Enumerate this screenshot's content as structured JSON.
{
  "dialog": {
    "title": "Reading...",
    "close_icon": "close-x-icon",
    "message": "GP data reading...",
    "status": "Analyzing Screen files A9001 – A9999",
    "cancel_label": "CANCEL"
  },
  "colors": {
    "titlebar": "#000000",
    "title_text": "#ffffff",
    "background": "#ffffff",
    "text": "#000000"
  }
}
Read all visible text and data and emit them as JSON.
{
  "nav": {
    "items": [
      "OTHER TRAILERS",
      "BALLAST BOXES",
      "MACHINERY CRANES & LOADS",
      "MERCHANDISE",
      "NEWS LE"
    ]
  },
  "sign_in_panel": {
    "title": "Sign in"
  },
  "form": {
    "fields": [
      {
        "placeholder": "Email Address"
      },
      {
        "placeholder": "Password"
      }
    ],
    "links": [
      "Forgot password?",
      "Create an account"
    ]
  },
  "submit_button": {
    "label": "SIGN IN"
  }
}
◇ ◇ ◇ ◇ ◇
_TASK PROMPT_: Repeat each record exactly. Omit nothing.

_ANSWER IN FULL_:
Enumerate this screenshot's content as structured JSON.
{
  "dialog": {
    "title": "Reading...",
    "close_icon": "close-x-icon",
    "message": "GP data reading...",
    "status": "Analyzing Screen files A9001 – A9999",
    "cancel_label": "CANCEL"
  },
  "colors": {
    "titlebar": "#000000",
    "title_text": "#ffffff",
    "background": "#ffffff",
    "text": "#000000"
  }
}
Read all visible text and data and emit them as JSON.
{
  "nav": {
    "items": [
      "OTHER TRAILERS",
      "BALLAST BOXES",
      "MACHINERY CRANES & LOADS",
      "MERCHANDISE",
      "NEWS LE"
    ]
  },
  "sign_in_panel": {
    "title": "Sign in"
  },
  "form": {
    "fields": [
      {
        "placeholder": "Email Address"
      },
      {
        "placeholder": "Password"
      }
    ],
    "links": [
      "Forgot password?",
      "Create an account"
    ]
  },
  "submit_button": {
    "label": "SIGN IN"
  }
}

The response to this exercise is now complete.